- **Exercise directions**:
In the data below, find each line containing the string "spectrogram" and return it.

BEGIN Supplied records

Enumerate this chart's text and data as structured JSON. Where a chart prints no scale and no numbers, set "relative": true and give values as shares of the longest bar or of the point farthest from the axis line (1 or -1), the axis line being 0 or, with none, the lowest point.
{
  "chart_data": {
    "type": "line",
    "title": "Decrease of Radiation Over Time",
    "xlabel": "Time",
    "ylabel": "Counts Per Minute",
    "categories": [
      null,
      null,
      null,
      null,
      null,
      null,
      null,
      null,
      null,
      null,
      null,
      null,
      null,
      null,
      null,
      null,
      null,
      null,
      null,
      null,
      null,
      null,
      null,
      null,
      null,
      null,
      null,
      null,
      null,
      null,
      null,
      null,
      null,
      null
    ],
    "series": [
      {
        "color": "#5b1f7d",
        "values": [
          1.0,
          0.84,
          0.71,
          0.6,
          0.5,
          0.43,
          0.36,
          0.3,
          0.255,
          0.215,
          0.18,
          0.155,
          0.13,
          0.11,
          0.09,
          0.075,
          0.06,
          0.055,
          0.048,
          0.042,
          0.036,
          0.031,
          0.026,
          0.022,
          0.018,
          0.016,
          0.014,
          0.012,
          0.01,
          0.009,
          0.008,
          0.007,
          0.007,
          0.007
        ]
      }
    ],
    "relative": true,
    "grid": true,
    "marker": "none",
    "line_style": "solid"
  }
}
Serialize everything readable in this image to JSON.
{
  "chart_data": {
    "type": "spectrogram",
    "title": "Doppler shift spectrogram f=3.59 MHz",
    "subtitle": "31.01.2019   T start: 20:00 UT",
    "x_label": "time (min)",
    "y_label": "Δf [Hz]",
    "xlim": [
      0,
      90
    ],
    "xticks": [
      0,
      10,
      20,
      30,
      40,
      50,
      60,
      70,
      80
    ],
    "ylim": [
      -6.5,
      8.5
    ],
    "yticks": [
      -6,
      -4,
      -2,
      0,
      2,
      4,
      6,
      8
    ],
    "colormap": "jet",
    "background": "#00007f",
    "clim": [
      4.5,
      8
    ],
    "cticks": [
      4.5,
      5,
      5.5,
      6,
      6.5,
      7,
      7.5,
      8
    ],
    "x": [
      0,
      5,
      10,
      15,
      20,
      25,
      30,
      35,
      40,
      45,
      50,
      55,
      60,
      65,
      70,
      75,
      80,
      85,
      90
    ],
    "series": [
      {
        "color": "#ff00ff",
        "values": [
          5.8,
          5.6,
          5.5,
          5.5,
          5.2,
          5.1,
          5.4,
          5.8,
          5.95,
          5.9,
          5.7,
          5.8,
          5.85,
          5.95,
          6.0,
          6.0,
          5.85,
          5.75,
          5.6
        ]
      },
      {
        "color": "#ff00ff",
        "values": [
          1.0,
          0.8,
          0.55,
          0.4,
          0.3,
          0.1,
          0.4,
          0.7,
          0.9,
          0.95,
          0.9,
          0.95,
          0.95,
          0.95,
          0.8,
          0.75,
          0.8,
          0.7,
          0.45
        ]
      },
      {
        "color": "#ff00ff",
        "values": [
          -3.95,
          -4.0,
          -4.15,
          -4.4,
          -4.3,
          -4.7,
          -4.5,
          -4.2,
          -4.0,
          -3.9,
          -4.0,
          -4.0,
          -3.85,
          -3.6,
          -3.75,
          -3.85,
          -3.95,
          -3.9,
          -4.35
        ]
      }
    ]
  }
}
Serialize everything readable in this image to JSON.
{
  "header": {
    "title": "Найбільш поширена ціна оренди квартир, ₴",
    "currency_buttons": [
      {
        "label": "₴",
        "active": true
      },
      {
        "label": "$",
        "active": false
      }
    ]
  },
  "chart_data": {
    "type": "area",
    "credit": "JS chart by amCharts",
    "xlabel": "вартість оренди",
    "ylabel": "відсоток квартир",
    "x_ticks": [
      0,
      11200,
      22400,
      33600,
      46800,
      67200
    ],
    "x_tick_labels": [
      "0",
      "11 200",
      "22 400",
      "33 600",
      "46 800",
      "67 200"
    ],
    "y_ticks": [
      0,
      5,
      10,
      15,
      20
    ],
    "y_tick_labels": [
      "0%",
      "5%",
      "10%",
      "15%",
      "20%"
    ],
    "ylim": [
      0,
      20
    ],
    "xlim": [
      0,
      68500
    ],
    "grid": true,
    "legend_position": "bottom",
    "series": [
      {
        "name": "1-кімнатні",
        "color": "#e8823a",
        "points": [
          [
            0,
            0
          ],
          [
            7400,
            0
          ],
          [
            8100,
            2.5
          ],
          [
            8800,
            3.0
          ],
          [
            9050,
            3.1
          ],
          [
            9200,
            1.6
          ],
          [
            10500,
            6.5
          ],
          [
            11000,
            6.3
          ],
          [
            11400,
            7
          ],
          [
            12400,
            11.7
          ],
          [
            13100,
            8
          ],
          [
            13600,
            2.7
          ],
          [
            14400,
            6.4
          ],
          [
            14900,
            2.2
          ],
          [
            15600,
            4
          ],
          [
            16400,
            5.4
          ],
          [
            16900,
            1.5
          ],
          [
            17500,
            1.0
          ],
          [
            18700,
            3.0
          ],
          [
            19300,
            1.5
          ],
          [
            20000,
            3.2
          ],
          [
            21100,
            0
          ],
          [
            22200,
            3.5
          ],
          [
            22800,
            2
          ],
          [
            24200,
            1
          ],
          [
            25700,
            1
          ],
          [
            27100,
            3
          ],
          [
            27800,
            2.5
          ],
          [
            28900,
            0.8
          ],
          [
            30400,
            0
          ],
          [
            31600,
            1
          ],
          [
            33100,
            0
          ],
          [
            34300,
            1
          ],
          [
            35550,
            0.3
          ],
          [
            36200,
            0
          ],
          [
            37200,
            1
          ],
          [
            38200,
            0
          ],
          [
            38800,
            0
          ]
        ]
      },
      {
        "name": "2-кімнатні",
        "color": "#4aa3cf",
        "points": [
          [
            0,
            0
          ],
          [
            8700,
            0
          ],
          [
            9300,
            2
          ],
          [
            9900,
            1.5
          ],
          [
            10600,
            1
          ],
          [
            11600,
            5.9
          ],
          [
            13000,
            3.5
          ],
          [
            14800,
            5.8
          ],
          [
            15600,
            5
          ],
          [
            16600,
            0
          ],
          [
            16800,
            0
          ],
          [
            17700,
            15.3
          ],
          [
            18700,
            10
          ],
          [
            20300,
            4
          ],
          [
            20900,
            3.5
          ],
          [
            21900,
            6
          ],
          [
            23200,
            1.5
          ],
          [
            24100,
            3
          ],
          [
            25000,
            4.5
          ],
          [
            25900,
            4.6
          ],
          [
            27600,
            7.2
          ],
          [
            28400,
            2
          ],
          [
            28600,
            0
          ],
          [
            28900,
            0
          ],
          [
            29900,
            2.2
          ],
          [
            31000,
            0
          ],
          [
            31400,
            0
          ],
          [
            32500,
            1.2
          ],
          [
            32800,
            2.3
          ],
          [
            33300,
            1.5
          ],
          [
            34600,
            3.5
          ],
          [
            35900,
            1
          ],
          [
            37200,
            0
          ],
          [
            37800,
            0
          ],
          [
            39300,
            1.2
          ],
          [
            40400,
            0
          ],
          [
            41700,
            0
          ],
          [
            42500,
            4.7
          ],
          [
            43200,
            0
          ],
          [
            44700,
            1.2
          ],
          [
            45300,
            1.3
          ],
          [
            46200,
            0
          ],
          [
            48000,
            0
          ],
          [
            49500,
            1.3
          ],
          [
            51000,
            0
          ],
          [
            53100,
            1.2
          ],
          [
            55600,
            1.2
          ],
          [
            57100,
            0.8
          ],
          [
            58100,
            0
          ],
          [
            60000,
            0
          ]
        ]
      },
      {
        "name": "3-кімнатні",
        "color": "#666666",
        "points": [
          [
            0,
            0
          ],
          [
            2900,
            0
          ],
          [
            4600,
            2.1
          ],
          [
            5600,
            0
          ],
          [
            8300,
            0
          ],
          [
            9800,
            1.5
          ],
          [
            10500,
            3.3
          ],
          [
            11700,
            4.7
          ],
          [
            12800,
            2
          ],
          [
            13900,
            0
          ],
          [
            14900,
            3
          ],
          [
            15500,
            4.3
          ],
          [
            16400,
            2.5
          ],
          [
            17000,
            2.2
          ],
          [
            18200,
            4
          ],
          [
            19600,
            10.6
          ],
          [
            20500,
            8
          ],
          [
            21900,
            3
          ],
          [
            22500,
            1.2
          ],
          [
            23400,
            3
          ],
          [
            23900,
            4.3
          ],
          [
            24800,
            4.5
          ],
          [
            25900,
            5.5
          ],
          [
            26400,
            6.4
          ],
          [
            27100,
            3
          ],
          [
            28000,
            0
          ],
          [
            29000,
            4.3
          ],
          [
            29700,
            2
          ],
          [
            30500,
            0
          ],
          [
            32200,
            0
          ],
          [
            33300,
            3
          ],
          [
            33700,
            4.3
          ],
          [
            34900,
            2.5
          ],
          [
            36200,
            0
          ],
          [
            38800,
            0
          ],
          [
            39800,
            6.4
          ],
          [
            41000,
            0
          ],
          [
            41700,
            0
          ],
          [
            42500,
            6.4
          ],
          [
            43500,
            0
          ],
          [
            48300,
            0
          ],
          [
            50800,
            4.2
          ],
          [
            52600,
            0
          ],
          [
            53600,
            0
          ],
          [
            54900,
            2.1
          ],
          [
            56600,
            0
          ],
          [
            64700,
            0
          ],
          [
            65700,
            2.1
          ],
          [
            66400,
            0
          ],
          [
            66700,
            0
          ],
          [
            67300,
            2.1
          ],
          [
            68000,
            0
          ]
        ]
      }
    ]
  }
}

END Supplied records

- **Answer**:
    "type": "spectrogram",
    "title": "Doppler shift spectrogram f=3.59 MHz",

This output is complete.